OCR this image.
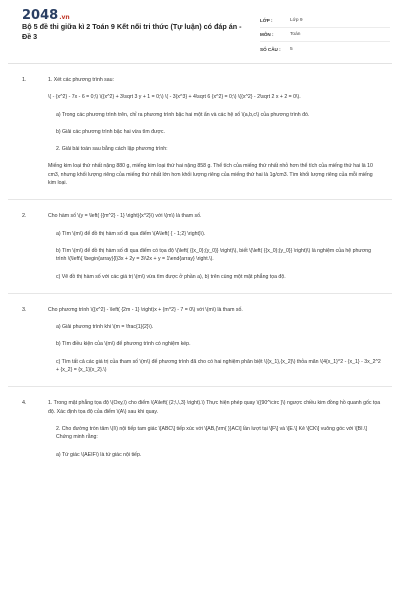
2048.vn
Bộ 5 đề thi giữa kì 2 Toán 9 Kết nối tri thức (Tự luận) có đáp án - Đề 3
LỚP :	Lớp 9
MÔN :	Toán
SỐ CÂU :	5
1.	1. Xét các phương trình sau:

\( - {x^2} - 7x - 6 = 0;\) \({x^2} + 3\sqrt 3 y + 1 = 0;\) \( - 3{x^3} + 4\sqrt 6 {x^2} = 0;\) \({x^2} - 2\sqrt 2 x + 2 = 0\).

a) Trong các phương trình trên, chỉ ra phương trình bậc hai một ẩn và các hệ số \(a,b,c\) của phương trình đó.

b) Giải các phương trình bậc hai vừa tìm được.

2. Giải bài toán sau bằng cách lập phương trình:

Miếng kim loại thứ nhất nặng 880 g, miếng kim loại thứ hai nặng 858 g. Thể tích của miếng thứ nhất nhỏ hơn thể tích của miếng thứ hai là 10 cm3, nhưng khối lượng riêng của miếng thứ nhất lớn hơn khối lượng riêng của miếng thứ hai là 1g/cm3. Tìm khối lượng riêng của mỗi miếng kim loại.

2.	Cho hàm số \(y = \left( {{m^2} - 1} \right){x^2}\) với \(m\) là tham số.

a) Tìm \(m\) để đồ thị hàm số đi qua điểm \(A\left( { - 1;2} \right)\).

b) Tìm \(m\) để đồ thị hàm số đi qua điểm có tọa độ \(\left( {{x_0};{y_0}} \right)\), biết \(\left( {{x_0};{y_0}} \right)\) là nghiệm của hệ phương trình \(\left\{ \begin{array}{l}3x + 2y = 3\\2x + y = 1\end{array} \right.\).

c) Vẽ đồ thị hàm số với các giá trị \(m\) vừa tìm được ở phần a), b) trên cùng một mặt phẳng tọa độ.

3.	Cho phương trình \({x^2} - \left( {2m - 1} \right)x + {m^2} - 7 = 0\) với \(m\) là tham số.

a) Giải phương trình khi \(m = \frac{1}{2}\).

b) Tìm điều kiện của \(m\) để phương trình có nghiệm kép.

c) Tìm tất cả các giá trị của tham số \(m\) để phương trình đã cho có hai nghiệm phân biệt \({x_1},{x_2}\) thỏa mãn \(4{x_1}^2 - {x_1} - 3x_2^2 + {x_2} = {x_1}{x_2}.\)

4.	1. Trong mặt phẳng tọa độ \(Oxy,\) cho điểm \(A\left( {2;\,\,3} \right).\) Thực hiện phép quay \({90^\circ }\) ngược chiều kim đồng hồ quanh gốc tọa độ. Xác định tọa độ của điểm \(A\) sau khi quay.

2. Cho đường tròn tâm \(I\) nội tiếp tam giác \[ABC\] tiếp xúc với \[AB,{\rm{ }}AC\] lần lượt tại \[F\] và \[E.\] Kẻ \[CK\] vuông góc với \[BI.\] Chứng minh rằng:

a) Tứ giác \(AEIF\) là tứ giác nội tiếp.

§ TASK REQUIREMENTS
Using the listing above, pick out each line that contains the word "Trong", then copy it.

§ EXERCISE RESULT
a) Trong các phương trình trên, chỉ ra phương trình bậc hai một ẩn và các hệ số \(a,b,c\) của phương trình đó.
4.	1. Trong mặt phẳng tọa độ \(Oxy,\) cho điểm \(A\left( {2;\,\,3} \right).\) Thực hiện phép quay \({90^\circ }\) ngược chiều kim đồng hồ quanh gốc tọa độ. Xác định tọa độ của điểm \(A\) sau khi quay.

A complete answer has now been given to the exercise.